Task objective:
The entries below need to be written out exactly, with no pictures included.

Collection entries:

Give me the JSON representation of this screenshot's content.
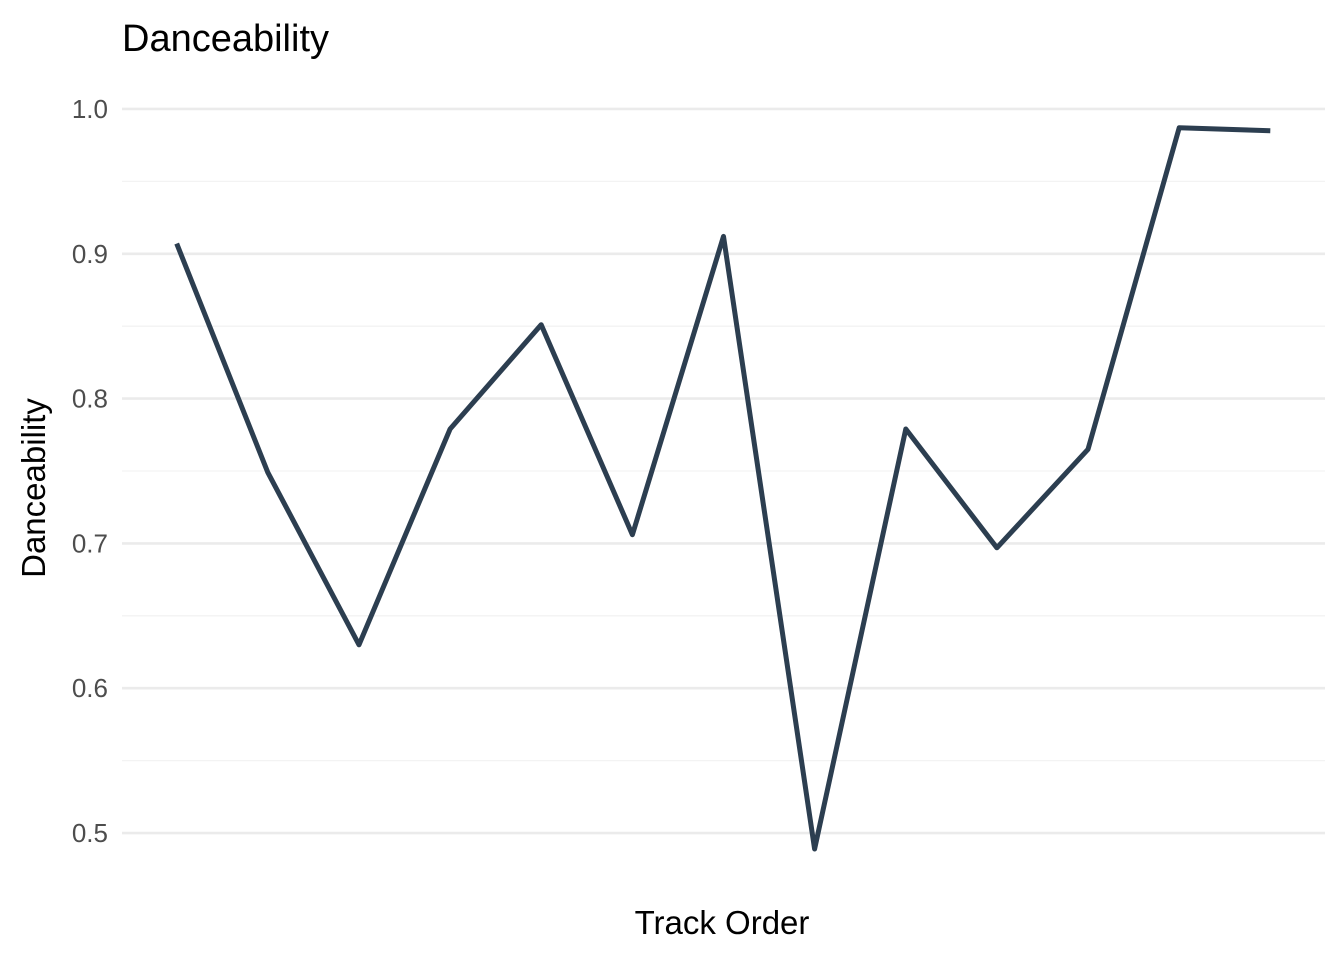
{
  "chart_data": {
    "type": "line",
    "title": "Danceability",
    "xlabel": "Track Order",
    "ylabel": "Danceability",
    "x": [
      1,
      2,
      3,
      4,
      5,
      6,
      7,
      8,
      9,
      10,
      11,
      12,
      13
    ],
    "series": [
      {
        "values": [
          0.907,
          0.749,
          0.63,
          0.779,
          0.851,
          0.706,
          0.912,
          0.489,
          0.779,
          0.697,
          0.765,
          0.987,
          0.985
        ],
        "color": "#2c3e50"
      }
    ],
    "ylim": [
      0.48,
      1.02
    ],
    "yticks": [
      0.5,
      0.6,
      0.7,
      0.8,
      0.9,
      1.0
    ],
    "ytick_labels": [
      "0.5",
      "0.6",
      "0.7",
      "0.8",
      "0.9",
      "1.0"
    ],
    "x_tick_labels_shown": false,
    "grid": true,
    "legend": "none"
  }
}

Response:
Give me the JSON representation of this screenshot's content.
{
  "chart_data": {
    "type": "line",
    "title": "Danceability",
    "xlabel": "Track Order",
    "ylabel": "Danceability",
    "x": [
      1,
      2,
      3,
      4,
      5,
      6,
      7,
      8,
      9,
      10,
      11,
      12,
      13
    ],
    "series": [
      {
        "values": [
          0.907,
          0.749,
          0.63,
          0.779,
          0.851,
          0.706,
          0.912,
          0.489,
          0.779,
          0.697,
          0.765,
          0.987,
          0.985
        ],
        "color": "#2c3e50"
      }
    ],
    "ylim": [
      0.48,
      1.02
    ],
    "yticks": [
      0.5,
      0.6,
      0.7,
      0.8,
      0.9,
      1.0
    ],
    "ytick_labels": [
      "0.5",
      "0.6",
      "0.7",
      "0.8",
      "0.9",
      "1.0"
    ],
    "x_tick_labels_shown": false,
    "grid": true,
    "legend": "none"
  }
}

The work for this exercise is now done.